**要件 1**
猫がおしりを舐める理由に関する文章に基づき、次の問いに答えてください。
(a) 猫は起きている時間のどのくらいを毛づくろいに当てているとも言われていますか。
(b) 精神的なストレスによって過剰に毛づくろいをする場合、猫は肛門よりもどこをよく舐めますか。
(c) 膀胱炎や結石などによる痛みや違和感があるとき、猫はどこをしきりに舐めることがありますか。
**要件 2**
猫がおしりを舐める理由に関する文章から、泌尿器系に異常がある場合に見られる症状をすべて挙げてください。
**要件 3**
猫がおしりを舐める理由に関する文章を、最後の文の後から書き継いでください。

**提示文**
1.毛づくろい
猫はきれい好きな動物です。1日の中で、起きている時間の半分近くを毛づくろいに当てているとも言われています。
猫は全身の毛づくろいをする流れの中でおしりを舐めたり、トイレの後におしりの汚れをとるために舐めたりします。あまりに長時間舐め続けている、皮膚が赤くなったり毛がちぎれてしまう程に舐め続けているのでなければ、これは猫の正常な行動です。
2.ストレス、痛みやかゆみ
猫は体をきれいにする目的以外に、気持ちを落ち着かせるために毛づくろいをしています。
家族が増えたり減ったり、同居猫との折り合いが悪かったり、あまりに退屈だったりすることなどがストレスとなり、必要以上に体を舐め続けてしまうことがあるのです。
通常の毛づくろいは体の様々な場所を舐めますが、同じところをずっと舐めているのはストレスや体の異変があるときです。体に痛みやかゆみがある時は、その部位を執拗に舐めることがあります。
精神的なストレスによって過剰に毛づくろいをする場合は、肛門を舐め続けるというよりもおしり(腰)まわりをよく舐めます。他にも、お腹まわりや内またなども精神的な理由によってよく舐め続けられる場所になります。舐めすぎると、毛が抜けて(ちぎれて)しまったり、皮膚に舐め壊しが起きることが多くあります。
3.膀胱炎、尿結石
おしりを気にして舐めている時、実は外陰部が気になって舐めている場合があります。膀胱炎や結石などによる痛みや違和感からしきりに外陰部を舐めることがあるのです。
泌尿器系の異常がある場合、トイレに入ってもおしっこが少ししかまたは全く出ない、おしっこに血が混じる、頻繁にトイレに行く、トイレ以外でおしっこをしてしまうなどの症状が見られます。このような時は、出来るだけ早く動物病院を受診しましょう。猫がおしっこをしていないと命に関わる状態になってしまいます。

**データ**
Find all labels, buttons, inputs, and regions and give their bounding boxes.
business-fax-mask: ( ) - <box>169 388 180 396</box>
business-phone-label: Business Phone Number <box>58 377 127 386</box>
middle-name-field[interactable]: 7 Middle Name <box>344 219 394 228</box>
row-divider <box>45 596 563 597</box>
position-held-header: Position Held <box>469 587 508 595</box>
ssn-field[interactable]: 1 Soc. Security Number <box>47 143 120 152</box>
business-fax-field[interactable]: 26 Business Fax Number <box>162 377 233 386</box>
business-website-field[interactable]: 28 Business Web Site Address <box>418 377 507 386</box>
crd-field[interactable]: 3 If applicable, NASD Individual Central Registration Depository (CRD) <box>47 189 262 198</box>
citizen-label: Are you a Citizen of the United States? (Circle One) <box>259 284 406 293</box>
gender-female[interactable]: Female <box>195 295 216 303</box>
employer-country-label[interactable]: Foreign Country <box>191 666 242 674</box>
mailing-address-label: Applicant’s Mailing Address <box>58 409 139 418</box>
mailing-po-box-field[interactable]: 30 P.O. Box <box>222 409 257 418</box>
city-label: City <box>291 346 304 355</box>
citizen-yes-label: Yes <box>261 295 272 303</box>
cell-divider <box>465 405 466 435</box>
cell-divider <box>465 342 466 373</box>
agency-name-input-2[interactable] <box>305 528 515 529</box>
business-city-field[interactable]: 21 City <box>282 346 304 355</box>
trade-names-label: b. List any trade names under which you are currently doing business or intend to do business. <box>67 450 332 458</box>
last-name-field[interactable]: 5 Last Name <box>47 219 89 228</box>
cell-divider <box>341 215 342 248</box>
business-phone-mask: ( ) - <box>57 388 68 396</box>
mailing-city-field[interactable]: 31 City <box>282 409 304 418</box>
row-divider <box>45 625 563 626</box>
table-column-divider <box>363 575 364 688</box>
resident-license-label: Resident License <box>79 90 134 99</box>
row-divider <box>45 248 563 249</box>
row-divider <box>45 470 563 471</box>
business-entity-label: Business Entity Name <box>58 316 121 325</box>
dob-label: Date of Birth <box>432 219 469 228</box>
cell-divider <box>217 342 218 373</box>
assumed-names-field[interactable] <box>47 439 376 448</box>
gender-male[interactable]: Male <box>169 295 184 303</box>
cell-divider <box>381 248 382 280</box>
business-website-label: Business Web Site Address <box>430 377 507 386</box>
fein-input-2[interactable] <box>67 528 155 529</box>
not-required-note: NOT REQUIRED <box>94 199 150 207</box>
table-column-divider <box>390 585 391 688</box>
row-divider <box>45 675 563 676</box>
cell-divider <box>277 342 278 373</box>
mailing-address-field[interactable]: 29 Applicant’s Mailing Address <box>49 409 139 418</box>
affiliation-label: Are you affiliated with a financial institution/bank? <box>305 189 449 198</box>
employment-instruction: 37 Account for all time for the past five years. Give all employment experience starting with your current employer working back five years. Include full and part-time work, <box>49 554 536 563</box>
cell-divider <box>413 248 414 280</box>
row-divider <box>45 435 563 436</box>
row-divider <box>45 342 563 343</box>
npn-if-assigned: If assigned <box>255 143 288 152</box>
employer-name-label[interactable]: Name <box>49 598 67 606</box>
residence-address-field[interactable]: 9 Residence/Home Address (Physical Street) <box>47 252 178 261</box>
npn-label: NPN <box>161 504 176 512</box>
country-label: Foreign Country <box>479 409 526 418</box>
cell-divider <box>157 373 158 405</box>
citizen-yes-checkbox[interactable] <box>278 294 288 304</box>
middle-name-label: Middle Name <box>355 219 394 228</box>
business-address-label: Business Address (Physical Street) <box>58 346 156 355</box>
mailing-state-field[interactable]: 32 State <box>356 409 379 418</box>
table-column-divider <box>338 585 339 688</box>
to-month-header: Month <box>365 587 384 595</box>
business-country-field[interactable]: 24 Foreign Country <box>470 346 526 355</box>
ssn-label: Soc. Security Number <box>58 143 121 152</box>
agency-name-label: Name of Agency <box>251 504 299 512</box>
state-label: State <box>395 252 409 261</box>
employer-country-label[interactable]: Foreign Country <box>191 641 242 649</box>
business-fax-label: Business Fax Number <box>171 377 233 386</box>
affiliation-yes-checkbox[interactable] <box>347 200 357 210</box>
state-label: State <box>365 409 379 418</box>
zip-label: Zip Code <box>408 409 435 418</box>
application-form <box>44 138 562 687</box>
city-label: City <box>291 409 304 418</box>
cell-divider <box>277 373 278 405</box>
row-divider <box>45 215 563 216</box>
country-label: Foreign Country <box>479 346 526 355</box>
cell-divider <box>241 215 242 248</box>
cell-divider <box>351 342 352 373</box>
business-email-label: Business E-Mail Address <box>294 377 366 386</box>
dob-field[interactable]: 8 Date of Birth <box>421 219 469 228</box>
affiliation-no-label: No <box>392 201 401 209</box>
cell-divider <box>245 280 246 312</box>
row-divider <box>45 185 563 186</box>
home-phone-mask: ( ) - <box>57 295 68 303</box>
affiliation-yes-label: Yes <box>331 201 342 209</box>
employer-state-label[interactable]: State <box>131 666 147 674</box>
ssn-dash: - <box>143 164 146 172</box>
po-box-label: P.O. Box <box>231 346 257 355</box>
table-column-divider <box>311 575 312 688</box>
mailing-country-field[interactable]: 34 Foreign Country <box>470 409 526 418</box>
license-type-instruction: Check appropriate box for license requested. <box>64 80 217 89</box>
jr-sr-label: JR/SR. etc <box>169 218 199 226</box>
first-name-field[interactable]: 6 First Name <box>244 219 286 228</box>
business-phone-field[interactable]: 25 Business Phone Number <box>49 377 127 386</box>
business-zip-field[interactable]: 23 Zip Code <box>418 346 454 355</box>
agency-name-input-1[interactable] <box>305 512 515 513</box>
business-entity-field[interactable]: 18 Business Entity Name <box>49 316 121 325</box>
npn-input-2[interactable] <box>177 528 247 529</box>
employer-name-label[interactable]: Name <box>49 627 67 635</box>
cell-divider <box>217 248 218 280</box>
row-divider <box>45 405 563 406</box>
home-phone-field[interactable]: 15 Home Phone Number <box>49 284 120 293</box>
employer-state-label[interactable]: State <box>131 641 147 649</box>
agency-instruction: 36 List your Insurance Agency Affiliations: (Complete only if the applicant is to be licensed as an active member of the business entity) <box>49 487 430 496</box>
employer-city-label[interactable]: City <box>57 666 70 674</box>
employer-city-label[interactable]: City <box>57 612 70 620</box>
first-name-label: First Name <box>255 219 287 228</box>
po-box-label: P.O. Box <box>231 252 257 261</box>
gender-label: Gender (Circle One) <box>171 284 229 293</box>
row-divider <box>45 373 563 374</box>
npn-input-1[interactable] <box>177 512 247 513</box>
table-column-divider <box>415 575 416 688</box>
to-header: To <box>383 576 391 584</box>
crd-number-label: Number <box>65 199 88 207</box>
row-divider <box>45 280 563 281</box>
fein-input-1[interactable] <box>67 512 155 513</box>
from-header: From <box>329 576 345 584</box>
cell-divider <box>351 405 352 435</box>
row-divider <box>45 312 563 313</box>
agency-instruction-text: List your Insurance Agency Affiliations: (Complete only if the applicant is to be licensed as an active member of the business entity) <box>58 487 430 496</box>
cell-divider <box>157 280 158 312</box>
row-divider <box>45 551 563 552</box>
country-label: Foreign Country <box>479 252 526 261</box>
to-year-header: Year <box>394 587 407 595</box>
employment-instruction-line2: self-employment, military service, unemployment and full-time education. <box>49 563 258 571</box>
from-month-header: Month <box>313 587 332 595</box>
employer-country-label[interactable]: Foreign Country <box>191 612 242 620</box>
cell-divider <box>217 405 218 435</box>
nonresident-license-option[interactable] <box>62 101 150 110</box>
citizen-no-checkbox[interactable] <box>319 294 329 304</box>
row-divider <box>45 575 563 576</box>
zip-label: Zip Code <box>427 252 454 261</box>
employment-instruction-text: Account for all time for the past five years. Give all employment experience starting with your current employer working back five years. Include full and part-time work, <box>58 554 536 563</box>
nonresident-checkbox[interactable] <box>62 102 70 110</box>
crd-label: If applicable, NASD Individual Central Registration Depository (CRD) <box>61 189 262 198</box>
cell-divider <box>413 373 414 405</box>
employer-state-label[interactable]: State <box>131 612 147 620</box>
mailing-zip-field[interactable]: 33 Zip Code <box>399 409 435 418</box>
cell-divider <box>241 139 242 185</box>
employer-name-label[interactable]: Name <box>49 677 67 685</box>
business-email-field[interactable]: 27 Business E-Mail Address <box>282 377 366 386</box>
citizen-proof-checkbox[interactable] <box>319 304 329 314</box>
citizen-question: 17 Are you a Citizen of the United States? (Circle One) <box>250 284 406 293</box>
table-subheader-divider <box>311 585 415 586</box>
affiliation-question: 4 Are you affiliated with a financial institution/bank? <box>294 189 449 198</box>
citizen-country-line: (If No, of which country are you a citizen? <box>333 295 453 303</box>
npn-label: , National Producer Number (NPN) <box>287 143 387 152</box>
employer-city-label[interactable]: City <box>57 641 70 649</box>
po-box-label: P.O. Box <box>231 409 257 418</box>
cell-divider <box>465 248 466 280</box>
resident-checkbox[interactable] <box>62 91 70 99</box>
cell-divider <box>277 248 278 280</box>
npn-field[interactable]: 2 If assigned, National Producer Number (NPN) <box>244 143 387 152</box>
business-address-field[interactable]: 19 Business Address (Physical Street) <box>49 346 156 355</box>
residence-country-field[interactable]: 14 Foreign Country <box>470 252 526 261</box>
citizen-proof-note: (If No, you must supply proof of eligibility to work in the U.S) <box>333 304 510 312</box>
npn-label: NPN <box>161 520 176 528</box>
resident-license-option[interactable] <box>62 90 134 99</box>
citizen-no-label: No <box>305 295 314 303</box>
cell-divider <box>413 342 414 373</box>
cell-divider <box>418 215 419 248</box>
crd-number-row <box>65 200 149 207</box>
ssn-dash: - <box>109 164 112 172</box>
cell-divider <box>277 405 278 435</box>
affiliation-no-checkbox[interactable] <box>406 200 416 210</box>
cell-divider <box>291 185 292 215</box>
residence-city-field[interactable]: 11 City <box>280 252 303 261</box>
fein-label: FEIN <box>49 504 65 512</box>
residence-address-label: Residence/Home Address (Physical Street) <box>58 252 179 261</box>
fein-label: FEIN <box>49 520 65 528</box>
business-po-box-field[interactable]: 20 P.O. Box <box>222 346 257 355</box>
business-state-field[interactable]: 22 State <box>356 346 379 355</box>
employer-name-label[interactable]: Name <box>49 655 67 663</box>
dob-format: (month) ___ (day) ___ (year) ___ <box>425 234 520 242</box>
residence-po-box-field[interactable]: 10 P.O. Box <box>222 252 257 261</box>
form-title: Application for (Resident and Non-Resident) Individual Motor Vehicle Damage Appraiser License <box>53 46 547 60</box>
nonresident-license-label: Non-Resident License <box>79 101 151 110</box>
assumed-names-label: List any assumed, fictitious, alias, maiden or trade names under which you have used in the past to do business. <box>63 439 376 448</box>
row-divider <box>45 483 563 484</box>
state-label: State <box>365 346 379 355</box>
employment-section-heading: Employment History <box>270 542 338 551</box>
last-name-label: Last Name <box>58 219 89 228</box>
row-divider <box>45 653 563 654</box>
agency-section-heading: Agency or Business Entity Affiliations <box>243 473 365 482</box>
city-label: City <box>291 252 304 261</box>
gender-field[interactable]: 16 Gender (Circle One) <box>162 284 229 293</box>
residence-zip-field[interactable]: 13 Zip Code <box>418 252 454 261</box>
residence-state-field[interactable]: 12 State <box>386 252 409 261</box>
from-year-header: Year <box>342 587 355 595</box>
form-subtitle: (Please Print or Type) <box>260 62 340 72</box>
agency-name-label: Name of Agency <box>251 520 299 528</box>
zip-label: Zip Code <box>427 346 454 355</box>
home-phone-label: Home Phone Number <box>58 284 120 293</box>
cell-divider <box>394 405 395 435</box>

**回答 1**
(a) 半分近く
(b) おしり(腰)まわり
(c) 外陰部

**回答 2**
・トイレに入ってもおしっこが少ししか、または全く出ない
・おしっこに血が混じる
・頻繁にトイレに行く
・トイレ以外でおしっこをしてしまう

**回答 3**
4.肛門腺に分泌物が溜まっている
猫の肛門の左右には、においのする液体を分泌する肛門腺があります。この肛門腺に違和感を感じて、猫がおしりを舐めている場合があるのです。
肛門腺のにおいは、猫同士のコミュニケーションに役立つ情報が含まれています。猫同士で相手のおしりのにおいを嗅いで情報交換をしたり、縄張りの主張のためのにおい付けに利用したりします。
通常はうんちをする時や驚いた時に肛門腺から分泌物が少量ずつ排出されますが、分泌物がうまく排出できなくなることがあるのです。分泌物がうまく排出できずに異常に溜まってしまうと違和感を感じますし、そこから炎症や感染が起きると肛門腺のまわりが腫れたり、痛みを伴ったりします。ひどくなると破裂したり膿が溜まったりして皮膚に穴が開いてしまうこともあります。
肛門腺に異常がある時、お尻を気にしてしきりに舐める他にも、お尻を床にこすりつけたりすることがあります。猫がおしりをしきりに舐めるなど気にしている行動が見られたら、動物病院で診てもらいましょう。
まとめ
猫がおしりを舐めるのは、体を清潔にするための正常な毛づくろいの一部として、また過剰な毛づくろいによって、体に異常があることが理由として挙げられます。
しきりにおしりを舐め続けている場合は、病気が原因の可能性があります。他にいつもと違う様子はないかチェックし、動物病院を受診しましょう。